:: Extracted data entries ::
# # #

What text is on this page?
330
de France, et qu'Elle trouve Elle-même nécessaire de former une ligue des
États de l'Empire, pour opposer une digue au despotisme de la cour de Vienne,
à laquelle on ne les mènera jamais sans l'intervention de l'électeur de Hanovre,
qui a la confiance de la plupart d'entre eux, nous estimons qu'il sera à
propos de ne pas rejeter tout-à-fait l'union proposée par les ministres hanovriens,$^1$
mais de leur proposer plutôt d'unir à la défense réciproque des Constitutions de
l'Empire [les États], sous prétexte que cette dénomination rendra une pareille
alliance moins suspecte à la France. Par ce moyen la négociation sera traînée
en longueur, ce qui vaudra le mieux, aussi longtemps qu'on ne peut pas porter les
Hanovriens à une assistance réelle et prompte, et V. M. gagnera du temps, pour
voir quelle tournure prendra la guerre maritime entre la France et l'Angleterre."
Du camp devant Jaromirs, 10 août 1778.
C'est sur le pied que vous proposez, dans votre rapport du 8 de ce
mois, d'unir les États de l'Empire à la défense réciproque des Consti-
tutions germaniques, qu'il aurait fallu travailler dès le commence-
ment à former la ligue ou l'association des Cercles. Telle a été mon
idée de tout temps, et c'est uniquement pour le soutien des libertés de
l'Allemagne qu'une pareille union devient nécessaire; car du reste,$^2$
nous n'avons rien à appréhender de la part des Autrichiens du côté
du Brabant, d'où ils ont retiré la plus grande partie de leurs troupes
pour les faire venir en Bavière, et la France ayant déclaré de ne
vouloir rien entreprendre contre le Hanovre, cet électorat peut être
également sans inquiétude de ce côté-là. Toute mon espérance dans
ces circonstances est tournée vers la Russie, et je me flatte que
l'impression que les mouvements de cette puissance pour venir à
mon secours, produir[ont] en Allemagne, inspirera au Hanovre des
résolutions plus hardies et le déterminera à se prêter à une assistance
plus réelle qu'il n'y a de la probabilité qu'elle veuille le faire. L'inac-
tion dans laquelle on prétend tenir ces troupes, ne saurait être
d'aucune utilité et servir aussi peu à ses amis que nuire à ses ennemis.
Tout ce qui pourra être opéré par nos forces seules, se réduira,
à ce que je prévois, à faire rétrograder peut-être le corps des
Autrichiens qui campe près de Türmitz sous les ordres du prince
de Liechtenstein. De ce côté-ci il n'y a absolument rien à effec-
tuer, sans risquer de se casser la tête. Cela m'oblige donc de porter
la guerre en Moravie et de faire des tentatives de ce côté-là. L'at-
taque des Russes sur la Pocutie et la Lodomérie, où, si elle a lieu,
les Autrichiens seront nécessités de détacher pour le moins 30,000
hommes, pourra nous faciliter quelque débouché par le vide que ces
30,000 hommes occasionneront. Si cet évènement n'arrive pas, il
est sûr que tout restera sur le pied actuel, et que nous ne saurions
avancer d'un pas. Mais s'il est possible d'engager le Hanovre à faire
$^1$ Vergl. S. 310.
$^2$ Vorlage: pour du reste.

# # #

:: EXERCISE REQUIREMENTS ::
Copy out every line of the data that includes the word "moins".

:: ANSWER FOR THE TASK ::
alliance moins suspecte à la France. Par ce moyen la négociation sera traînée
les Autrichiens seront nécessités de détacher pour le moins 30,000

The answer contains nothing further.